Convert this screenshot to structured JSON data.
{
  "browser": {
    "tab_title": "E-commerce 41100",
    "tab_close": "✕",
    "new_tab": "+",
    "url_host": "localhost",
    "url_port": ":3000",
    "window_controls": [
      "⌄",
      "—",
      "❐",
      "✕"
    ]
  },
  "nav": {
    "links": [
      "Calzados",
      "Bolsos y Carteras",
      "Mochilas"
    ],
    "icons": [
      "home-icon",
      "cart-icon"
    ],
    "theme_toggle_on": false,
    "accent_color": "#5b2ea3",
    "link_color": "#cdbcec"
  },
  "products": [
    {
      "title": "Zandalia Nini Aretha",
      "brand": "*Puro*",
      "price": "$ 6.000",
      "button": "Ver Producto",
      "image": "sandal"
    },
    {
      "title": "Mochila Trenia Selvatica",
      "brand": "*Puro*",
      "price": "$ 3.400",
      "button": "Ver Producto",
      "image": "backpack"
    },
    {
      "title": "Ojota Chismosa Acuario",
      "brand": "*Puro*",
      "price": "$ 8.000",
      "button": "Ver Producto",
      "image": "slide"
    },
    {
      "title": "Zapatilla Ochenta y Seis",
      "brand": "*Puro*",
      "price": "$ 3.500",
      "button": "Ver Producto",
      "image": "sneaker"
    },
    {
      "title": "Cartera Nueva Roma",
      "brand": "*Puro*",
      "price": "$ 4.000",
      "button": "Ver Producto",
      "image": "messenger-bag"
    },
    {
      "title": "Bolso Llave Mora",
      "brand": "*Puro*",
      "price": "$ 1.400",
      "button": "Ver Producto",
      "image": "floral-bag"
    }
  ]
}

◇ ◇ ◇

Written request: The listing above should be transcribed in full, exactly as written.

Task answer:
Convert this screenshot to structured JSON data.
{
  "browser": {
    "tab_title": "E-commerce 41100",
    "tab_close": "✕",
    "new_tab": "+",
    "url_host": "localhost",
    "url_port": ":3000",
    "window_controls": [
      "⌄",
      "—",
      "❐",
      "✕"
    ]
  },
  "nav": {
    "links": [
      "Calzados",
      "Bolsos y Carteras",
      "Mochilas"
    ],
    "icons": [
      "home-icon",
      "cart-icon"
    ],
    "theme_toggle_on": false,
    "accent_color": "#5b2ea3",
    "link_color": "#cdbcec"
  },
  "products": [
    {
      "title": "Zandalia Nini Aretha",
      "brand": "*Puro*",
      "price": "$ 6.000",
      "button": "Ver Producto",
      "image": "sandal"
    },
    {
      "title": "Mochila Trenia Selvatica",
      "brand": "*Puro*",
      "price": "$ 3.400",
      "button": "Ver Producto",
      "image": "backpack"
    },
    {
      "title": "Ojota Chismosa Acuario",
      "brand": "*Puro*",
      "price": "$ 8.000",
      "button": "Ver Producto",
      "image": "slide"
    },
    {
      "title": "Zapatilla Ochenta y Seis",
      "brand": "*Puro*",
      "price": "$ 3.500",
      "button": "Ver Producto",
      "image": "sneaker"
    },
    {
      "title": "Cartera Nueva Roma",
      "brand": "*Puro*",
      "price": "$ 4.000",
      "button": "Ver Producto",
      "image": "messenger-bag"
    },
    {
      "title": "Bolso Llave Mora",
      "brand": "*Puro*",
      "price": "$ 1.400",
      "button": "Ver Producto",
      "image": "floral-bag"
    }
  ]
}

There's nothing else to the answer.